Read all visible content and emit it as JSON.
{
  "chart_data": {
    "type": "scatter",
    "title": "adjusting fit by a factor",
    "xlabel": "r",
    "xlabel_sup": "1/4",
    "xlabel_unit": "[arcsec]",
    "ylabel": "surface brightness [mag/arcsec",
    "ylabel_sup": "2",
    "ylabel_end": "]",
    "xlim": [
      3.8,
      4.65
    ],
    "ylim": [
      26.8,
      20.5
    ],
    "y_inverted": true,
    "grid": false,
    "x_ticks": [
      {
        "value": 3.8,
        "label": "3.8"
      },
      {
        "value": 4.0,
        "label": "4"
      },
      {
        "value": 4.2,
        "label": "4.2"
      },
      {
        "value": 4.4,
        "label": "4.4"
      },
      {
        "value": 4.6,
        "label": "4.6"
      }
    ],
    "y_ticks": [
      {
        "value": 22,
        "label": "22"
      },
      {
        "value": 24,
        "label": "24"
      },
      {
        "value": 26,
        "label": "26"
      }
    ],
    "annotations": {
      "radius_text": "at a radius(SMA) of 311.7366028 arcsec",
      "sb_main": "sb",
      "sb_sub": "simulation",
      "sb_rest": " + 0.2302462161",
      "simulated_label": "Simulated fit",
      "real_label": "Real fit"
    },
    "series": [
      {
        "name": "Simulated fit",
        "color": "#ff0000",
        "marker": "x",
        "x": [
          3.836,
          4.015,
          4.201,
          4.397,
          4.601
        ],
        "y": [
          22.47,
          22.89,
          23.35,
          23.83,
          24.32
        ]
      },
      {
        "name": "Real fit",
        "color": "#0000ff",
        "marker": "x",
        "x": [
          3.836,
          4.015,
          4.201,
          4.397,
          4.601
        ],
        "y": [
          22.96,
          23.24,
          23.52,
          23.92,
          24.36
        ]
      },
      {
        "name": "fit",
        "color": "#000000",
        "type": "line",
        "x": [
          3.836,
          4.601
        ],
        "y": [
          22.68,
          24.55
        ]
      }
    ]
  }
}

§ **Aim of the task**
Write out every entry exactly as given.

§ **The answer**
Read all visible content and emit it as JSON.
{
  "chart_data": {
    "type": "scatter",
    "title": "adjusting fit by a factor",
    "xlabel": "r",
    "xlabel_sup": "1/4",
    "xlabel_unit": "[arcsec]",
    "ylabel": "surface brightness [mag/arcsec",
    "ylabel_sup": "2",
    "ylabel_end": "]",
    "xlim": [
      3.8,
      4.65
    ],
    "ylim": [
      26.8,
      20.5
    ],
    "y_inverted": true,
    "grid": false,
    "x_ticks": [
      {
        "value": 3.8,
        "label": "3.8"
      },
      {
        "value": 4.0,
        "label": "4"
      },
      {
        "value": 4.2,
        "label": "4.2"
      },
      {
        "value": 4.4,
        "label": "4.4"
      },
      {
        "value": 4.6,
        "label": "4.6"
      }
    ],
    "y_ticks": [
      {
        "value": 22,
        "label": "22"
      },
      {
        "value": 24,
        "label": "24"
      },
      {
        "value": 26,
        "label": "26"
      }
    ],
    "annotations": {
      "radius_text": "at a radius(SMA) of 311.7366028 arcsec",
      "sb_main": "sb",
      "sb_sub": "simulation",
      "sb_rest": " + 0.2302462161",
      "simulated_label": "Simulated fit",
      "real_label": "Real fit"
    },
    "series": [
      {
        "name": "Simulated fit",
        "color": "#ff0000",
        "marker": "x",
        "x": [
          3.836,
          4.015,
          4.201,
          4.397,
          4.601
        ],
        "y": [
          22.47,
          22.89,
          23.35,
          23.83,
          24.32
        ]
      },
      {
        "name": "Real fit",
        "color": "#0000ff",
        "marker": "x",
        "x": [
          3.836,
          4.015,
          4.201,
          4.397,
          4.601
        ],
        "y": [
          22.96,
          23.24,
          23.52,
          23.92,
          24.36
        ]
      },
      {
        "name": "fit",
        "color": "#000000",
        "type": "line",
        "x": [
          3.836,
          4.601
        ],
        "y": [
          22.68,
          24.55
        ]
      }
    ]
  }
}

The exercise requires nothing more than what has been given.